Dataset entries on figures:

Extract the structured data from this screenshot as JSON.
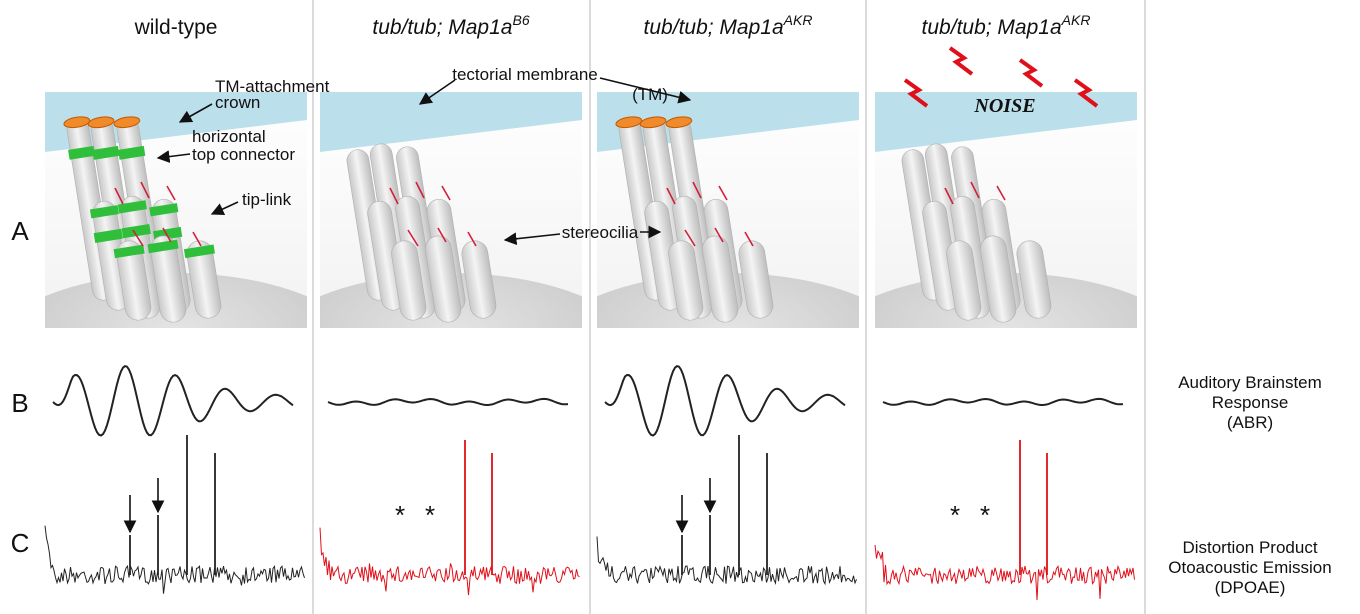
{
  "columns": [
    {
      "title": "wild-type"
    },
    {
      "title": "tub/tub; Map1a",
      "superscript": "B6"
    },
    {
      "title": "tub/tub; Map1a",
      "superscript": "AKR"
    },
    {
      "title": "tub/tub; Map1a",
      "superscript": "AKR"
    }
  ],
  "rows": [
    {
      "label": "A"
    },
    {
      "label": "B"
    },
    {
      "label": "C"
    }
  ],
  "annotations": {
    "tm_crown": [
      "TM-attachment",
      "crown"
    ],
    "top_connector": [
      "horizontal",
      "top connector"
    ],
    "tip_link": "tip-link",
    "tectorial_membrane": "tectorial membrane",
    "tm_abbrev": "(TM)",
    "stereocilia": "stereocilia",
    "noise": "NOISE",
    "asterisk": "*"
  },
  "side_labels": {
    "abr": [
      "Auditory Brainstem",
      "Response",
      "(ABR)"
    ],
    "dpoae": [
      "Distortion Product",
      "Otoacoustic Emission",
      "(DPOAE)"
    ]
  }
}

Goal:
Please transcribe the material above exactly as written. Leave the pictures out.

Result:
Extract the structured data from this screenshot as JSON.
{
  "columns": [
    {
      "title": "wild-type"
    },
    {
      "title": "tub/tub; Map1a",
      "superscript": "B6"
    },
    {
      "title": "tub/tub; Map1a",
      "superscript": "AKR"
    },
    {
      "title": "tub/tub; Map1a",
      "superscript": "AKR"
    }
  ],
  "rows": [
    {
      "label": "A"
    },
    {
      "label": "B"
    },
    {
      "label": "C"
    }
  ],
  "annotations": {
    "tm_crown": [
      "TM-attachment",
      "crown"
    ],
    "top_connector": [
      "horizontal",
      "top connector"
    ],
    "tip_link": "tip-link",
    "tectorial_membrane": "tectorial membrane",
    "tm_abbrev": "(TM)",
    "stereocilia": "stereocilia",
    "noise": "NOISE",
    "asterisk": "*"
  },
  "side_labels": {
    "abr": [
      "Auditory Brainstem",
      "Response",
      "(ABR)"
    ],
    "dpoae": [
      "Distortion Product",
      "Otoacoustic Emission",
      "(DPOAE)"
    ]
  }
}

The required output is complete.